── Dataset content

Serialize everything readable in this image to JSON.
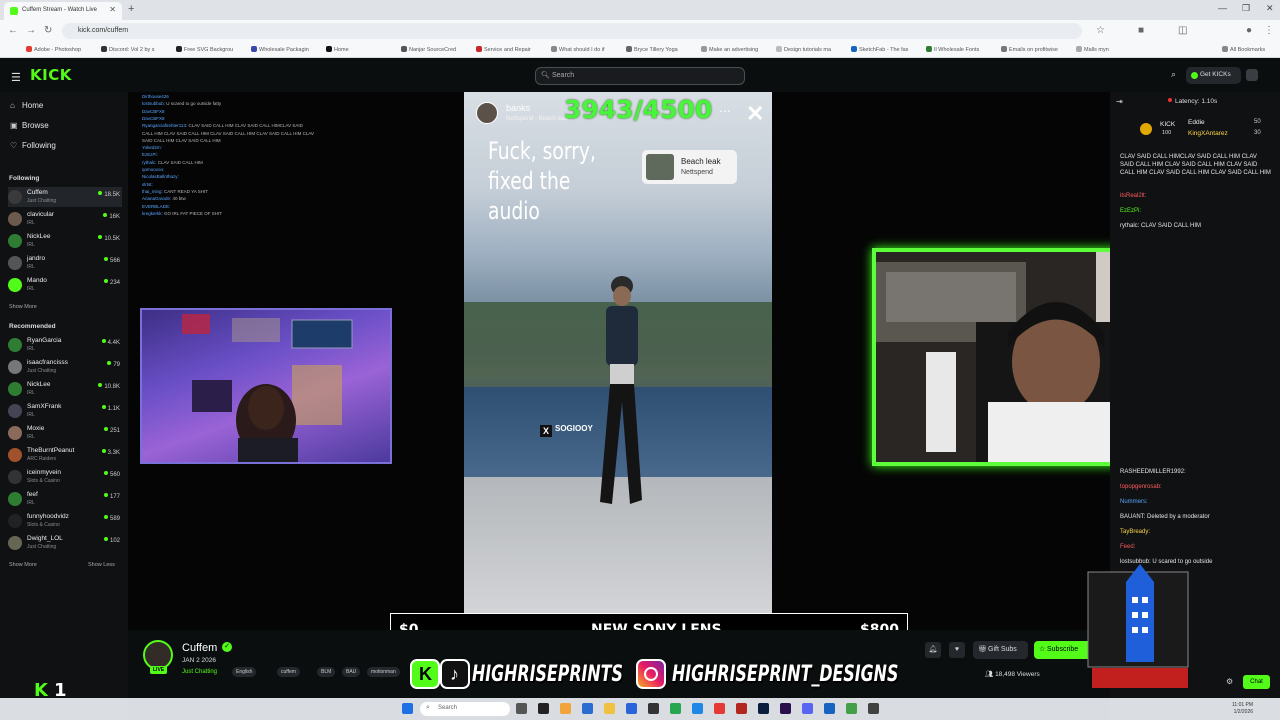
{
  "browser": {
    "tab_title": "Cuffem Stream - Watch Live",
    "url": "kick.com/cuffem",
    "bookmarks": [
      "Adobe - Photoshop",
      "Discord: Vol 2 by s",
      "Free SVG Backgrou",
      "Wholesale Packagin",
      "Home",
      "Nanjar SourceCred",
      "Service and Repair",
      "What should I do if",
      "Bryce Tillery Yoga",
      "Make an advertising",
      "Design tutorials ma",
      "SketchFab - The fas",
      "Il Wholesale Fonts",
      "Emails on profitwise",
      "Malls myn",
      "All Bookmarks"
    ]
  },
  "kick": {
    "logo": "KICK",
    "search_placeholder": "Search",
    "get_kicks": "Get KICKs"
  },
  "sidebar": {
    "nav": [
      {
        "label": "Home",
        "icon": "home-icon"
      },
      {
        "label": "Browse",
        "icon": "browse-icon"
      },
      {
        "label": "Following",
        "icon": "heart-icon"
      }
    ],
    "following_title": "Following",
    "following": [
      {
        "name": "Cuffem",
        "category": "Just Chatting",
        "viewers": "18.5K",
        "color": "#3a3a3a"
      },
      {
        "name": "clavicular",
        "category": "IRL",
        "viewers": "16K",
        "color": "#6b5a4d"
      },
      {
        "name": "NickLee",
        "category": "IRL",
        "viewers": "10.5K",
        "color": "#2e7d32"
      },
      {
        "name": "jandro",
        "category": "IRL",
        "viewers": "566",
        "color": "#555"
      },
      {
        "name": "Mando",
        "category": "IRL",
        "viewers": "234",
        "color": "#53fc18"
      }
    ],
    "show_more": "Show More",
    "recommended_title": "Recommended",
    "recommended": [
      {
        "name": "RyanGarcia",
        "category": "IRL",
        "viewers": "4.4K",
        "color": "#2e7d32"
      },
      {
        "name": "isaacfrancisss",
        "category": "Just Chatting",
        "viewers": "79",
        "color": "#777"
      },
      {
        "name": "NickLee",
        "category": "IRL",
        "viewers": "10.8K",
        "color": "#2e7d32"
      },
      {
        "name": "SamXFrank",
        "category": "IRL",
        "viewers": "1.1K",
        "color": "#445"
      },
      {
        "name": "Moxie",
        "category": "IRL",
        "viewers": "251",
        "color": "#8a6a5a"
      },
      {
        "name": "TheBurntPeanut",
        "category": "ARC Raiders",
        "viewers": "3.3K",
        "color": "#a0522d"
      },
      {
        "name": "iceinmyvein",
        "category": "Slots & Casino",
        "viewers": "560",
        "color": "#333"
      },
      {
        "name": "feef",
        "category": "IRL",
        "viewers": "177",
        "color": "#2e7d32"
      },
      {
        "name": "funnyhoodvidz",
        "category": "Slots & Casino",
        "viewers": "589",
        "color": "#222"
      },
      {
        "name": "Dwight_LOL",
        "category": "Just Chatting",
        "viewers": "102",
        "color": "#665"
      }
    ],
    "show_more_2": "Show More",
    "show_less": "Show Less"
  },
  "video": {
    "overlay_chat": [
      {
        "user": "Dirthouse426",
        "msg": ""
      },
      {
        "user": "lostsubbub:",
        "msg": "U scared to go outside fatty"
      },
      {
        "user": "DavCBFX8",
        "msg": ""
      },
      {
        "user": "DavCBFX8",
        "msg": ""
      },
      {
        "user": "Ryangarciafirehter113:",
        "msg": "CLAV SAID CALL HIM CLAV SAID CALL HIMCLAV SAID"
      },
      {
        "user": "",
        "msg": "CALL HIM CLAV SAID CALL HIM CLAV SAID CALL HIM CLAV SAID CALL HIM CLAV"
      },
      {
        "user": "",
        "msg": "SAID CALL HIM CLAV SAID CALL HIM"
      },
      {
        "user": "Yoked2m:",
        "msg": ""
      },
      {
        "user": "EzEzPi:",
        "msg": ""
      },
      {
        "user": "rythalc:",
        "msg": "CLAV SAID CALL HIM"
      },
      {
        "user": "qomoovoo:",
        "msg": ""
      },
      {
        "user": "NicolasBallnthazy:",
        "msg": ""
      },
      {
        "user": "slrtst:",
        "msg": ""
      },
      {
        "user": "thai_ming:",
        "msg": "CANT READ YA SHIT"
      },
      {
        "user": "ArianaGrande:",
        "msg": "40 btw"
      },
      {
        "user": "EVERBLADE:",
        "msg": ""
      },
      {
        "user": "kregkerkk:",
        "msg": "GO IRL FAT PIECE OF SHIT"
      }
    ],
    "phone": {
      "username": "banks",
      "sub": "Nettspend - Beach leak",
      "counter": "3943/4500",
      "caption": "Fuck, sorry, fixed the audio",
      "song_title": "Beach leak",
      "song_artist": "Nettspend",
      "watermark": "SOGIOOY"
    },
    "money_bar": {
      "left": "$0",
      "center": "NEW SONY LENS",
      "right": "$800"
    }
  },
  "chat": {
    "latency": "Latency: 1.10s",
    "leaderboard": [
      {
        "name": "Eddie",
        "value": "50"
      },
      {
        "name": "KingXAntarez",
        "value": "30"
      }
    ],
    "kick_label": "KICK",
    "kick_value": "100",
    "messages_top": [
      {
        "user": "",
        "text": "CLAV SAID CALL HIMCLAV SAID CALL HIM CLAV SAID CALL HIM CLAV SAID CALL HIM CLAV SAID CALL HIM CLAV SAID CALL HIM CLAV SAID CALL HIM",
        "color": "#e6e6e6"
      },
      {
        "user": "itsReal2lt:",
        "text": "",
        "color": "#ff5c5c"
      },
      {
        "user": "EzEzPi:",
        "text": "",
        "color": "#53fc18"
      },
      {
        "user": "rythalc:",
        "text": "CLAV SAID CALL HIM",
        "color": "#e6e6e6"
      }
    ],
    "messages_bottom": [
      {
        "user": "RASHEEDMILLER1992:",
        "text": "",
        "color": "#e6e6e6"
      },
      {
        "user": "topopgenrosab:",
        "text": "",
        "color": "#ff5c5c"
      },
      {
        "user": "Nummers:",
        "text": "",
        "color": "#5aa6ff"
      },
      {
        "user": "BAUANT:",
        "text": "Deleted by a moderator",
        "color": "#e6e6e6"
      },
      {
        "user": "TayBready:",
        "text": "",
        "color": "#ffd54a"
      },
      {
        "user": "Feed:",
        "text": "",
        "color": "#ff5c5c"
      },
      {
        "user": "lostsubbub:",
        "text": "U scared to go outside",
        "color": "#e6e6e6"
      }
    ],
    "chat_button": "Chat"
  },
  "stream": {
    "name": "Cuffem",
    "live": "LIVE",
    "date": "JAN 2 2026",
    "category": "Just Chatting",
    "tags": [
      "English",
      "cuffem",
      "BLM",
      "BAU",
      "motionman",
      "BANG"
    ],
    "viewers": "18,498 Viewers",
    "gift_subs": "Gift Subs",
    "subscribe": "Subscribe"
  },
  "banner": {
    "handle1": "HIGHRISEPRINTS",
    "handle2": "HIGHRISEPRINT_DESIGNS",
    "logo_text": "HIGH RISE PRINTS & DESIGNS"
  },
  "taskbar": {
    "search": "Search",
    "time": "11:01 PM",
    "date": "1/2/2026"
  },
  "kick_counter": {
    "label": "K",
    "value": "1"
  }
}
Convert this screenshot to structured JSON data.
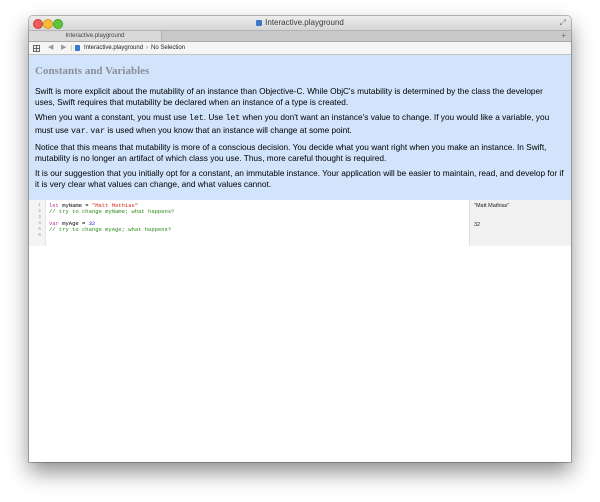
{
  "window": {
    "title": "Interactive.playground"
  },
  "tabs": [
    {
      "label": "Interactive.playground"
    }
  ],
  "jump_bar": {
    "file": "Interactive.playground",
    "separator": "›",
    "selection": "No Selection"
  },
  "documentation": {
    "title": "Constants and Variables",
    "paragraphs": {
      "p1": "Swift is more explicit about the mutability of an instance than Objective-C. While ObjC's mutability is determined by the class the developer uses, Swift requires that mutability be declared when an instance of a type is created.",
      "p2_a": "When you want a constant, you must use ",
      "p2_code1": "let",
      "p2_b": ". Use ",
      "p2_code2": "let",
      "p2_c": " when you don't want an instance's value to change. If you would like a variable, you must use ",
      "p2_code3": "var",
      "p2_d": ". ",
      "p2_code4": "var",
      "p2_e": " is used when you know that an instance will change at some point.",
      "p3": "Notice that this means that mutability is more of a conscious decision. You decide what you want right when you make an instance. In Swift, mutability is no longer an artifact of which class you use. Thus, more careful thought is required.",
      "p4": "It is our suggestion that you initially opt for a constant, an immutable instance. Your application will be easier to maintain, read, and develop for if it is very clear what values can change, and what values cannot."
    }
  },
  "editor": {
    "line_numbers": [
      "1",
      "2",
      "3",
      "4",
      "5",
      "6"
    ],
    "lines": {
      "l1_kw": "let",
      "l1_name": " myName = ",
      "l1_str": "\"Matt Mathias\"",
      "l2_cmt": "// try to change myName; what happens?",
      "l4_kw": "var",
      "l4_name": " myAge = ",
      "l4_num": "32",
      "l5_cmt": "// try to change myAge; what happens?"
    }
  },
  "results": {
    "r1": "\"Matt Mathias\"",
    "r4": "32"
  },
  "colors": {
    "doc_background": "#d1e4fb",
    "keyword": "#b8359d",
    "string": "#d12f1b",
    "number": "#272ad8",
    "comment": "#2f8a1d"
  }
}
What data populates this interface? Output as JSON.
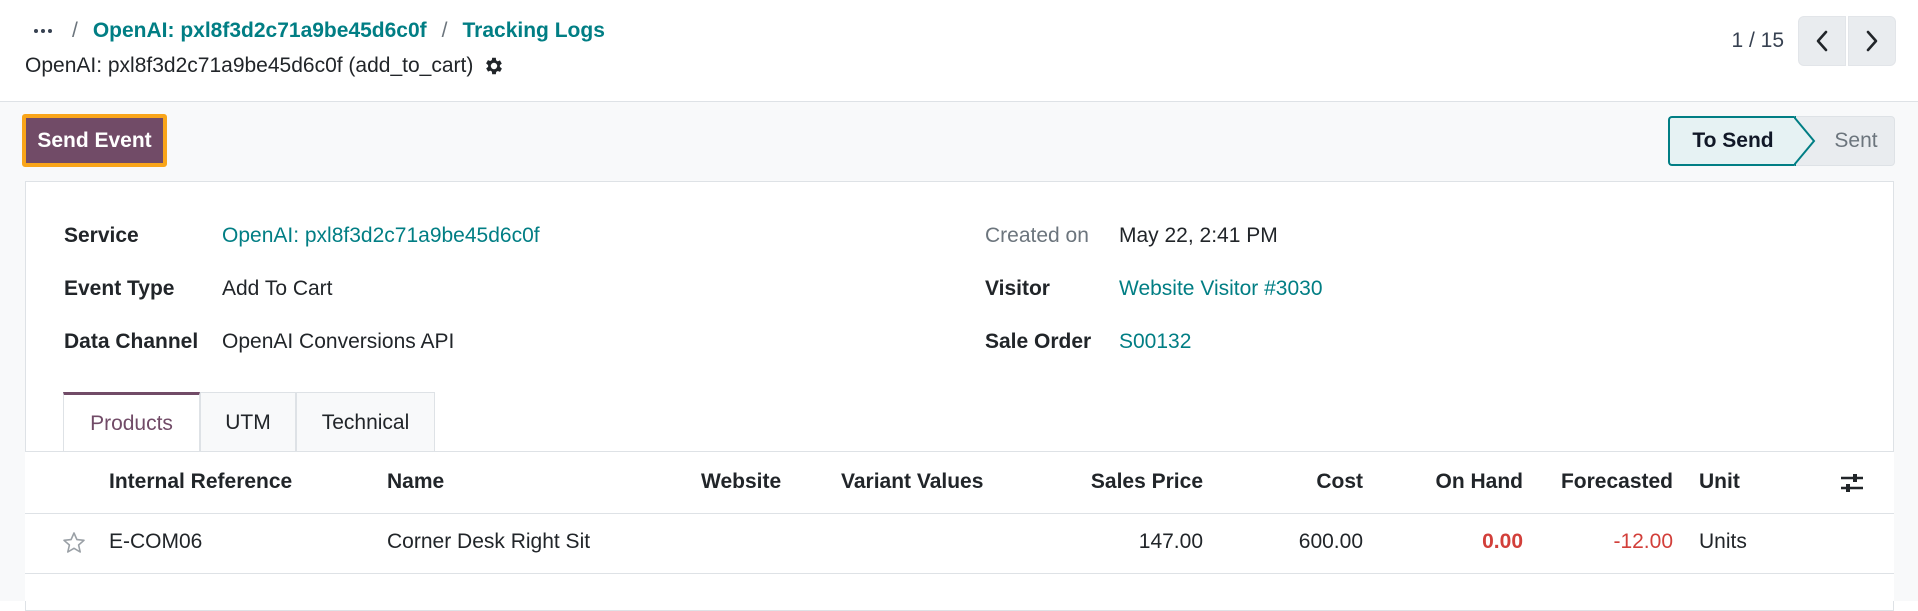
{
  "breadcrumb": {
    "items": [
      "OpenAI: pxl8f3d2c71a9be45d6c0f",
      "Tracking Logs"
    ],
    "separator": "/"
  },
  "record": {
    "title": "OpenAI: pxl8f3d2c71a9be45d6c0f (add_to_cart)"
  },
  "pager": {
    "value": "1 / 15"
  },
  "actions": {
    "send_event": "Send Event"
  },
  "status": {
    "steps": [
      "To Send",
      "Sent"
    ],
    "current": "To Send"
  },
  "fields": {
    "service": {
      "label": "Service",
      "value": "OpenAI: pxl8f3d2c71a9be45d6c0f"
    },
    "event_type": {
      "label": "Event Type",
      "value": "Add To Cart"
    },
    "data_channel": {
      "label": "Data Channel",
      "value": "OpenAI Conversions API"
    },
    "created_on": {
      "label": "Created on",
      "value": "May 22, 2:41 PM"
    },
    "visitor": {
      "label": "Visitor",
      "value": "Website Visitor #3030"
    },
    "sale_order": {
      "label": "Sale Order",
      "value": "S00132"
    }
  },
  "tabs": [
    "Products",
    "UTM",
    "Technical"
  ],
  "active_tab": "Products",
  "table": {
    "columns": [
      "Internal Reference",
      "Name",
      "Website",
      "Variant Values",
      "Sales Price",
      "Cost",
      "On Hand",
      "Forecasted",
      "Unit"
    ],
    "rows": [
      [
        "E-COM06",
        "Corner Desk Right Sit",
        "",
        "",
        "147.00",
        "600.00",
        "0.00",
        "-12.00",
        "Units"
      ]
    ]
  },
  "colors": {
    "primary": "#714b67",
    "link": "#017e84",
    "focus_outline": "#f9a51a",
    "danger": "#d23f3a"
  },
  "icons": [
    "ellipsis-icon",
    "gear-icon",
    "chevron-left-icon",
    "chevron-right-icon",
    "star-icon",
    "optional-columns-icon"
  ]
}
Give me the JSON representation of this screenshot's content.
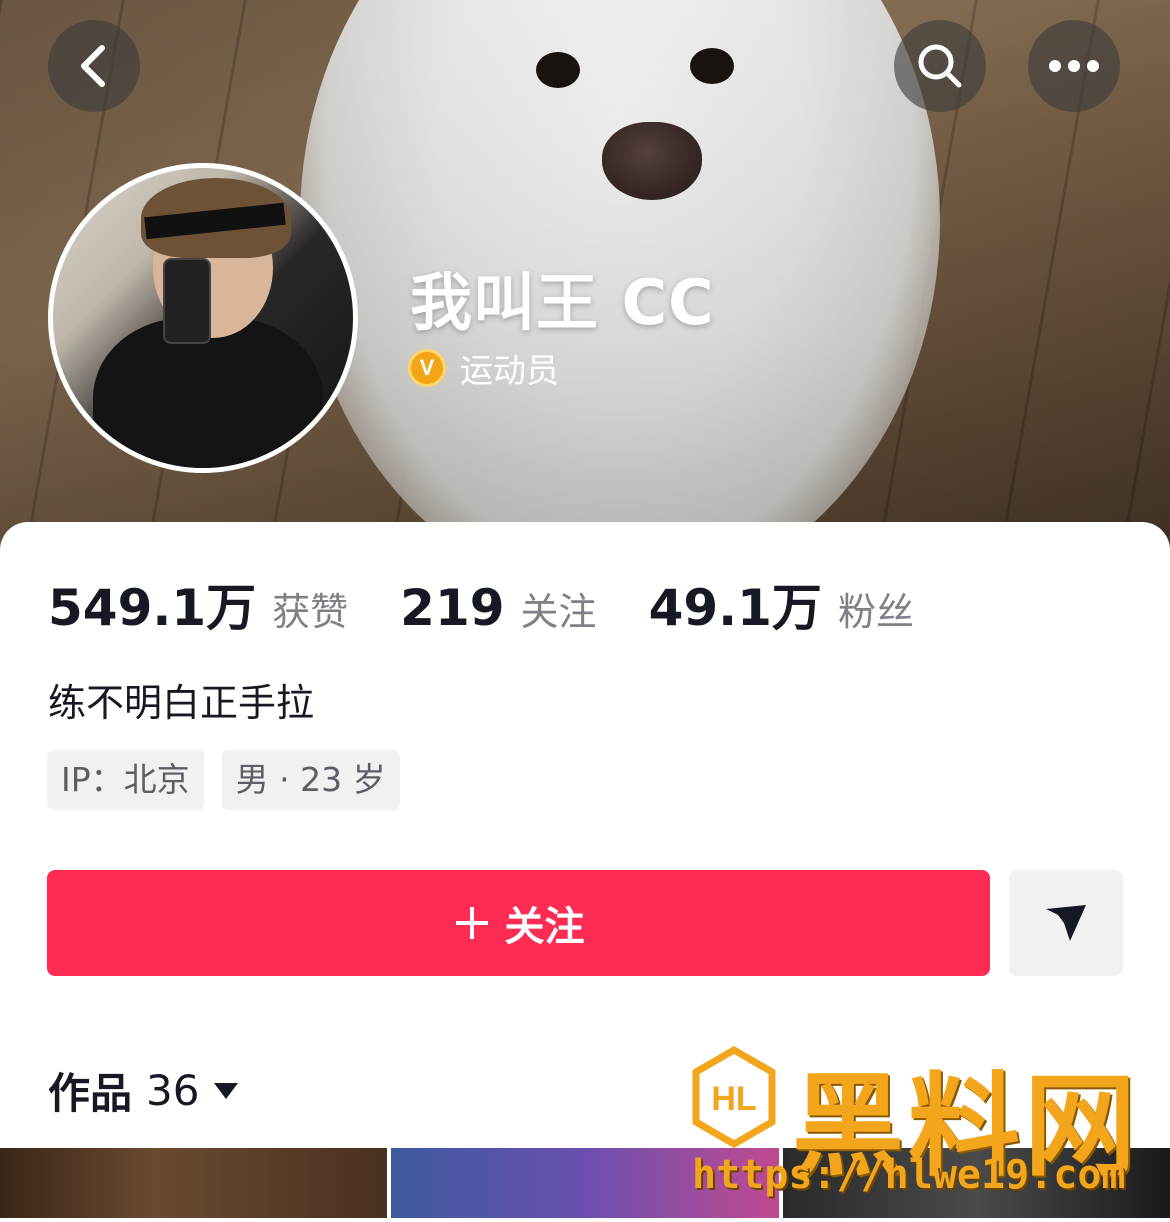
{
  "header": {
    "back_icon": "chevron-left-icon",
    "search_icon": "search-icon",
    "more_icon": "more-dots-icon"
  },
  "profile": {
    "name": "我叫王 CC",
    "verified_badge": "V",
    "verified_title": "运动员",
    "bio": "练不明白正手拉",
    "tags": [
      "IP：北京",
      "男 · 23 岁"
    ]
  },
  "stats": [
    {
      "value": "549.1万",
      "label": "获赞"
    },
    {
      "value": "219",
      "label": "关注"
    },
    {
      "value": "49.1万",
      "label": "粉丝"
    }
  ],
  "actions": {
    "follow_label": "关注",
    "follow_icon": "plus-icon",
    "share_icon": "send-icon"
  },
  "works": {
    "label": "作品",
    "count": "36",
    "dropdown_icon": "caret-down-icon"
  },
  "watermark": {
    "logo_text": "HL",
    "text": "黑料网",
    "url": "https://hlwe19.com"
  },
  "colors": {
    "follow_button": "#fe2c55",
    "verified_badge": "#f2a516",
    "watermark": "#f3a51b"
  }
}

────

**Task**
In the records above, find the lines containing "Show" and copy them.

**Response for this exercise**
    "show_more": "Show More",
    "show_more_2": "Show More",
    "show_less": "Show Less"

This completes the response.